** start of DATA SHOWN **
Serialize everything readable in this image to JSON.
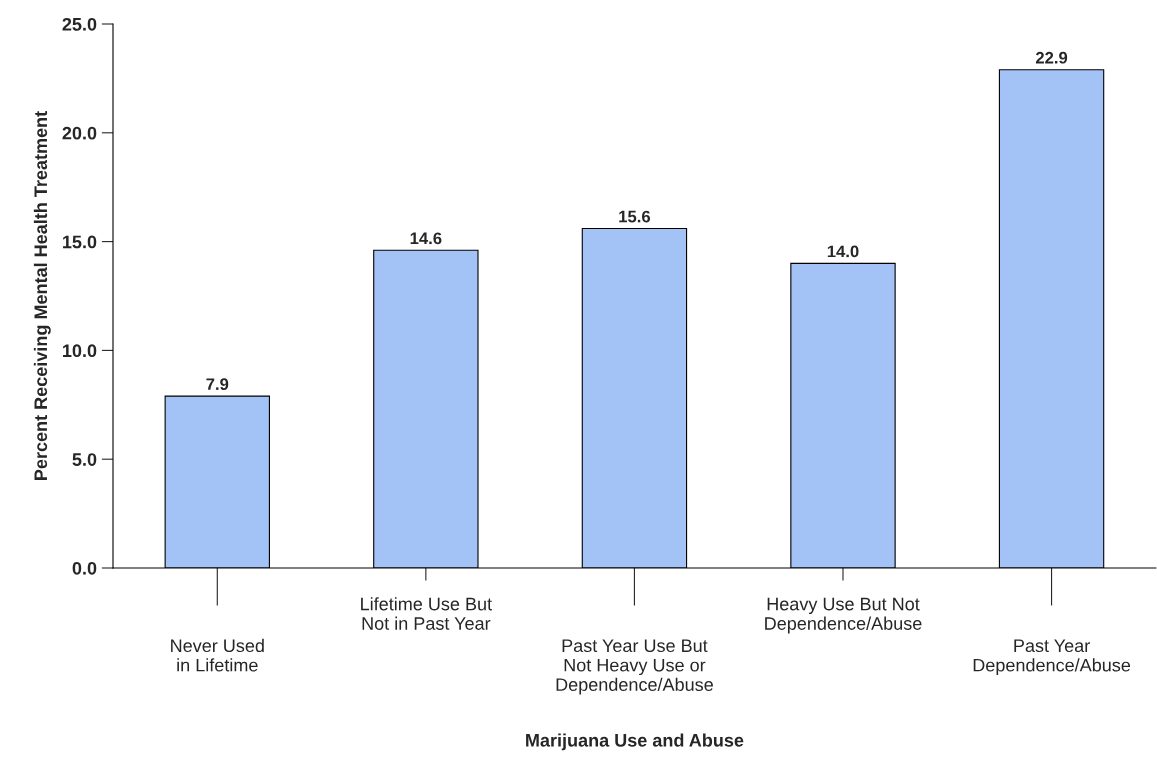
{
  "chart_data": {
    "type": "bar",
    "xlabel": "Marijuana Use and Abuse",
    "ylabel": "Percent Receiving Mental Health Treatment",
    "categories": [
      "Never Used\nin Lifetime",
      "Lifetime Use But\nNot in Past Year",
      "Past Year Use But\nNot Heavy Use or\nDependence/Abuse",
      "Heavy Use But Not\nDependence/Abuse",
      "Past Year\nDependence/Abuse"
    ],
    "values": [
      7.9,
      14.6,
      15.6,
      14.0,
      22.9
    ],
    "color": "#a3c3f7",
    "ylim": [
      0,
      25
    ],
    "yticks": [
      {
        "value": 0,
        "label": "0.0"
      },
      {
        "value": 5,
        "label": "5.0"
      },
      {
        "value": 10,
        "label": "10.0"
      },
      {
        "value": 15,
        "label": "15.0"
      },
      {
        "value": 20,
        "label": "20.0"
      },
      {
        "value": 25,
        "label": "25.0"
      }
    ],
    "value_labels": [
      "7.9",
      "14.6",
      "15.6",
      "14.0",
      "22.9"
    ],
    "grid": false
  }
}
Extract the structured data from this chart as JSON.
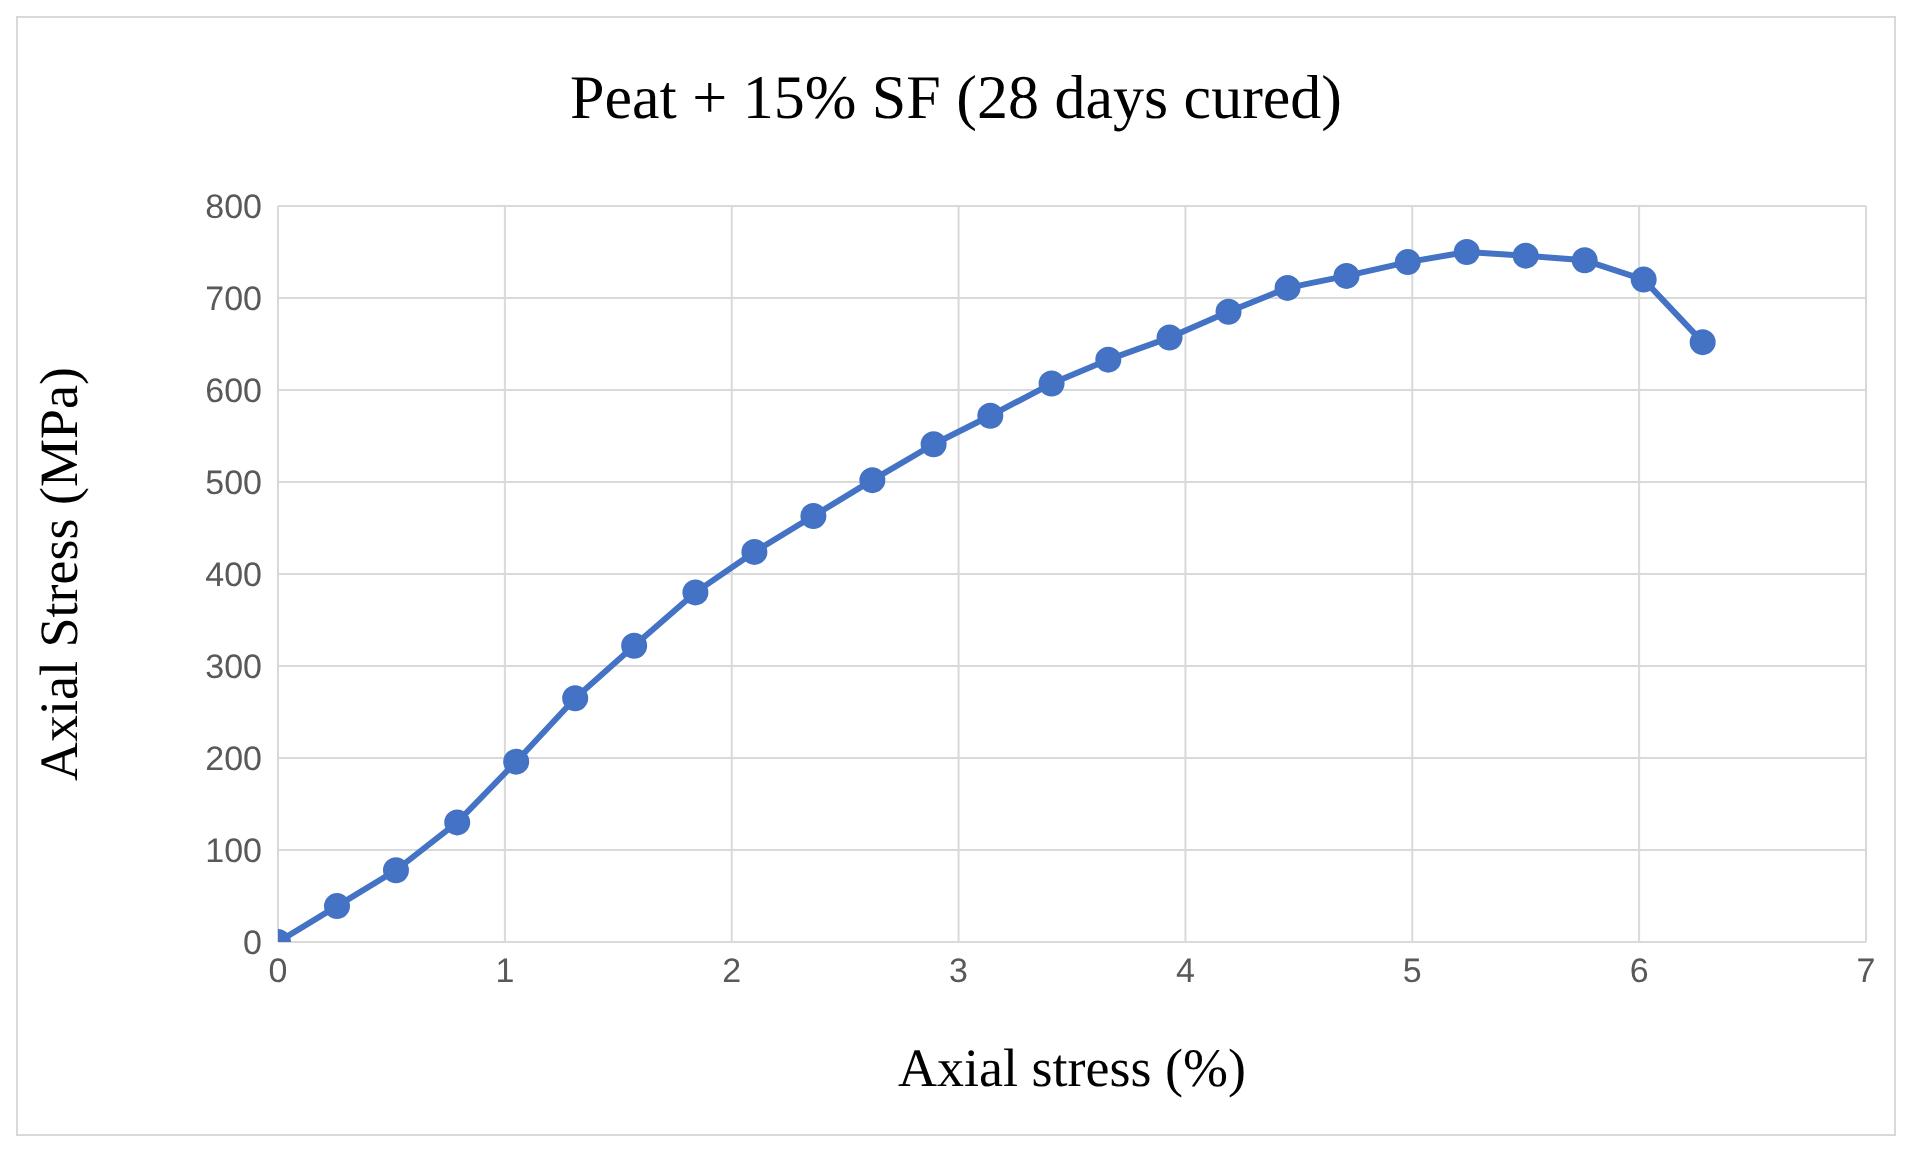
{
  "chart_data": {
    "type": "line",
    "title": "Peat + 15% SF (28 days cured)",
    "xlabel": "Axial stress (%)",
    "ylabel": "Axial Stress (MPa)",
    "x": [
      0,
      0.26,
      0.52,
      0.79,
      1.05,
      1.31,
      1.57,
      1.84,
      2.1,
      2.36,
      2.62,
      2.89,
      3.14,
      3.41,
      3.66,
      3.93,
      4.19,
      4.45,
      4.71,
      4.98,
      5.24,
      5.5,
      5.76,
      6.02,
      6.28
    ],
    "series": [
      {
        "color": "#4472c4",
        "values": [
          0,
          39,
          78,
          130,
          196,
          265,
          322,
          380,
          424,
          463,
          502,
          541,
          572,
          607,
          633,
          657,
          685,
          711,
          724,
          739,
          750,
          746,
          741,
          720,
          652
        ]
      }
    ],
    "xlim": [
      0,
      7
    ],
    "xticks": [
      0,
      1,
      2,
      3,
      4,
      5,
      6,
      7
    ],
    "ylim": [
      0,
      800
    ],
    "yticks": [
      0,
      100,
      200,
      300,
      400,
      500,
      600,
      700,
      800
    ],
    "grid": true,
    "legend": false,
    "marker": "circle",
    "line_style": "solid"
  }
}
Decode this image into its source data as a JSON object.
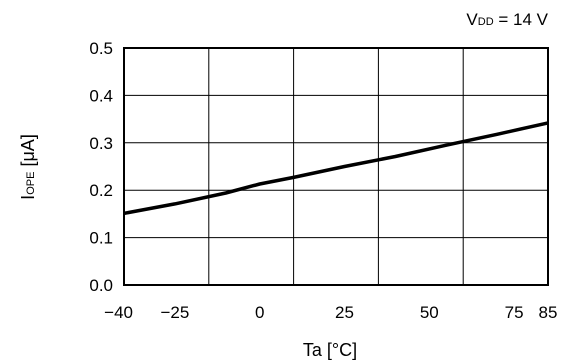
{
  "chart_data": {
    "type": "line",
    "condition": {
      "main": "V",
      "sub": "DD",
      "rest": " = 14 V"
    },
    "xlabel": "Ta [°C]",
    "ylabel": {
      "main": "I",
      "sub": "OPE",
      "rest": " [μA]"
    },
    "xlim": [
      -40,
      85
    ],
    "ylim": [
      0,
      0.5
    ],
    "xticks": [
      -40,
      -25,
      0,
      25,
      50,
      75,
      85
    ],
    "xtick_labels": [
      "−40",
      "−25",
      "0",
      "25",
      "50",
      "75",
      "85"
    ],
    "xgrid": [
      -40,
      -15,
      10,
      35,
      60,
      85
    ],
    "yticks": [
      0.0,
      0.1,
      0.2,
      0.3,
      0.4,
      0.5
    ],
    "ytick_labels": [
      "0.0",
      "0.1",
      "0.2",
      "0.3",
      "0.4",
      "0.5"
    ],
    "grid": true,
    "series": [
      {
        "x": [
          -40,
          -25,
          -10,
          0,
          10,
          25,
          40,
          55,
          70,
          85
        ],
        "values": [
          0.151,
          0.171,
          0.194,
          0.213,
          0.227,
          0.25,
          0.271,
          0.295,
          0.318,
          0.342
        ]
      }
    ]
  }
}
** end of DATA SHOWN **
- **EXERCISE**: Restate the listing above word for word, and skip the pictures.

- **RESULT OF THIS EXERCISE**:
Serialize everything readable in this image to JSON.
{
  "chart_data": {
    "type": "bar",
    "xlabel": "Marijuana Use and Abuse",
    "ylabel": "Percent Receiving Mental Health Treatment",
    "categories": [
      "Never Used\nin Lifetime",
      "Lifetime Use But\nNot in Past Year",
      "Past Year Use But\nNot Heavy Use or\nDependence/Abuse",
      "Heavy Use But Not\nDependence/Abuse",
      "Past Year\nDependence/Abuse"
    ],
    "values": [
      7.9,
      14.6,
      15.6,
      14.0,
      22.9
    ],
    "color": "#a3c3f7",
    "ylim": [
      0,
      25
    ],
    "yticks": [
      {
        "value": 0,
        "label": "0.0"
      },
      {
        "value": 5,
        "label": "5.0"
      },
      {
        "value": 10,
        "label": "10.0"
      },
      {
        "value": 15,
        "label": "15.0"
      },
      {
        "value": 20,
        "label": "20.0"
      },
      {
        "value": 25,
        "label": "25.0"
      }
    ],
    "value_labels": [
      "7.9",
      "14.6",
      "15.6",
      "14.0",
      "22.9"
    ],
    "grid": false
  }
}
Extract the structured data from this chart as JSON.
{
  "chart_data": {
    "type": "line",
    "title": "Peat + 15% SF (28 days cured)",
    "xlabel": "Axial stress (%)",
    "ylabel": "Axial Stress (MPa)",
    "x": [
      0,
      0.26,
      0.52,
      0.79,
      1.05,
      1.31,
      1.57,
      1.84,
      2.1,
      2.36,
      2.62,
      2.89,
      3.14,
      3.41,
      3.66,
      3.93,
      4.19,
      4.45,
      4.71,
      4.98,
      5.24,
      5.5,
      5.76,
      6.02,
      6.28
    ],
    "series": [
      {
        "color": "#4472c4",
        "values": [
          0,
          39,
          78,
          130,
          196,
          265,
          322,
          380,
          424,
          463,
          502,
          541,
          572,
          607,
          633,
          657,
          685,
          711,
          724,
          739,
          750,
          746,
          741,
          720,
          652
        ]
      }
    ],
    "xlim": [
      0,
      7
    ],
    "xticks": [
      0,
      1,
      2,
      3,
      4,
      5,
      6,
      7
    ],
    "ylim": [
      0,
      800
    ],
    "yticks": [
      0,
      100,
      200,
      300,
      400,
      500,
      600,
      700,
      800
    ],
    "grid": true,
    "legend": false,
    "marker": "circle",
    "line_style": "solid"
  }
}
Decode this image into its source data as a JSON object.
{
  "chart_data": {
    "type": "line",
    "condition": {
      "main": "V",
      "sub": "DD",
      "rest": " = 14 V"
    },
    "xlabel": "Ta [°C]",
    "ylabel": {
      "main": "I",
      "sub": "OPE",
      "rest": " [μA]"
    },
    "xlim": [
      -40,
      85
    ],
    "ylim": [
      0,
      0.5
    ],
    "xticks": [
      -40,
      -25,
      0,
      25,
      50,
      75,
      85
    ],
    "xtick_labels": [
      "−40",
      "−25",
      "0",
      "25",
      "50",
      "75",
      "85"
    ],
    "xgrid": [
      -40,
      -15,
      10,
      35,
      60,
      85
    ],
    "yticks": [
      0.0,
      0.1,
      0.2,
      0.3,
      0.4,
      0.5
    ],
    "ytick_labels": [
      "0.0",
      "0.1",
      "0.2",
      "0.3",
      "0.4",
      "0.5"
    ],
    "grid": true,
    "series": [
      {
        "x": [
          -40,
          -25,
          -10,
          0,
          10,
          25,
          40,
          55,
          70,
          85
        ],
        "values": [
          0.151,
          0.171,
          0.194,
          0.213,
          0.227,
          0.25,
          0.271,
          0.295,
          0.318,
          0.342
        ]
      }
    ]
  }
}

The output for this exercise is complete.